- Written problem -
Tally the lines in the listing below that include "color". Answer with the count and nothing more.

··· Listing

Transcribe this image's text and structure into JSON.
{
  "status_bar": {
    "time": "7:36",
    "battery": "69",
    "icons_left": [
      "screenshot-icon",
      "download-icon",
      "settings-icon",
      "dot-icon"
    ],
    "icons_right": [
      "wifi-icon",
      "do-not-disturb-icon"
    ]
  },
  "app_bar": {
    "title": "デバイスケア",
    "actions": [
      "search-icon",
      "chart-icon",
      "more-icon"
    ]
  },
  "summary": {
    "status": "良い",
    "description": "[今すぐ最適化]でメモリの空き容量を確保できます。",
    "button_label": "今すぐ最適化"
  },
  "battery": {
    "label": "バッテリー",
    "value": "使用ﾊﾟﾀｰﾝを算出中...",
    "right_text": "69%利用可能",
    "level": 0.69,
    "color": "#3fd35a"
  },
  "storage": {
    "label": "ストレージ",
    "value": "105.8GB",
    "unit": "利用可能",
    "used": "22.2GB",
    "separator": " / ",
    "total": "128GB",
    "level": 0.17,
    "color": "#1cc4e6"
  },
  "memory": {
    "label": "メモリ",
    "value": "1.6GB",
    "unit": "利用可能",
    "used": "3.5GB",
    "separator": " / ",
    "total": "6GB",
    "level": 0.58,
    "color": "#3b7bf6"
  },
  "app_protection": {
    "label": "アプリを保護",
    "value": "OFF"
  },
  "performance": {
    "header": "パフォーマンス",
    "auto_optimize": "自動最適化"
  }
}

······
··· Listing

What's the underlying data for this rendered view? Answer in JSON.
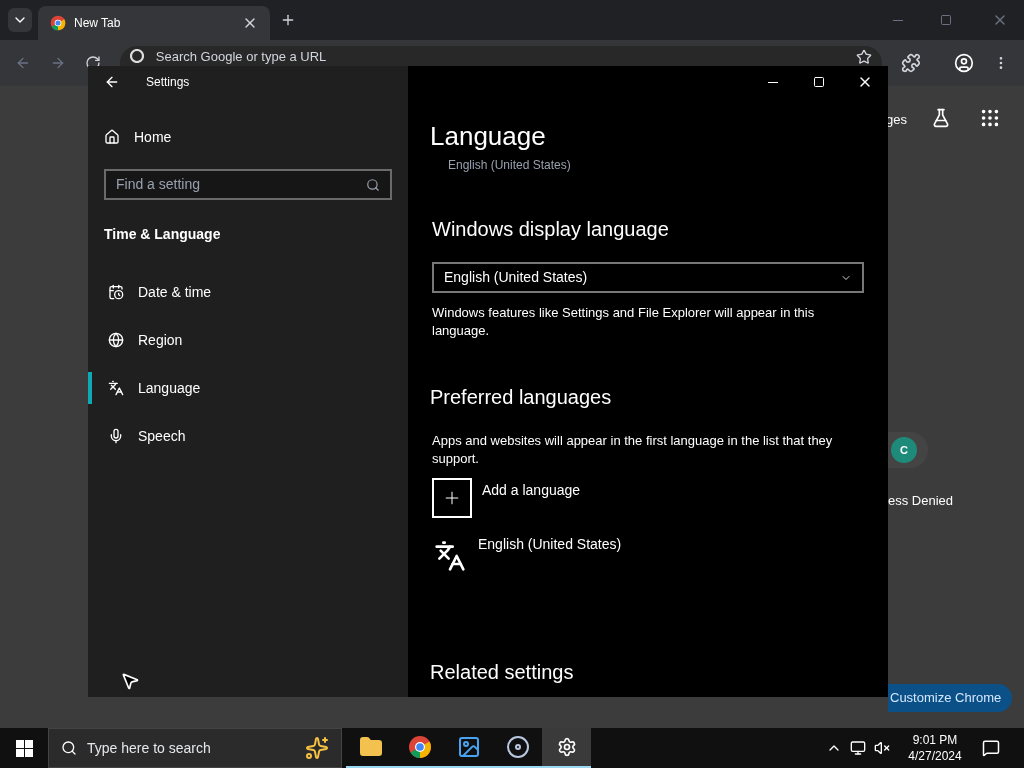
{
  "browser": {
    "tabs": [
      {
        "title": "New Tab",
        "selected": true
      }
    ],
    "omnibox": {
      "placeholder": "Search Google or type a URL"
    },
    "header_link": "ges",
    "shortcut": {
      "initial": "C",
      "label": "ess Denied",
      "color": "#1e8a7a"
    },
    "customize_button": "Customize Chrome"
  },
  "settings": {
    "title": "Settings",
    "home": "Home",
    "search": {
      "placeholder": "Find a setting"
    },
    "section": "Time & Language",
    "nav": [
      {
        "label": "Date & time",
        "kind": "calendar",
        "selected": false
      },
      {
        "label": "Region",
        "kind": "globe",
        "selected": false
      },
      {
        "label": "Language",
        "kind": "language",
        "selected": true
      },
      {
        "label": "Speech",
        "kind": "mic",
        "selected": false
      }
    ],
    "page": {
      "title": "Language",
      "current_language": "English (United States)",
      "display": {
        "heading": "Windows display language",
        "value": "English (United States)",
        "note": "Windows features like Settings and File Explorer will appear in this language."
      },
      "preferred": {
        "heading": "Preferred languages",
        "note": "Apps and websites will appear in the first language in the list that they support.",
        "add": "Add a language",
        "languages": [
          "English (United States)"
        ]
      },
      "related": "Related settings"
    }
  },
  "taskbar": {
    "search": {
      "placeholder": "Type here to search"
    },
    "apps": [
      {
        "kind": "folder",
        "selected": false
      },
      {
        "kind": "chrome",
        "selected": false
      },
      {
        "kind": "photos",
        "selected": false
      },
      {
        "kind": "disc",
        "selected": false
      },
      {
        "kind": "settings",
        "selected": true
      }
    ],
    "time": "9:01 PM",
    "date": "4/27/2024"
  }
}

······

- Task output -
4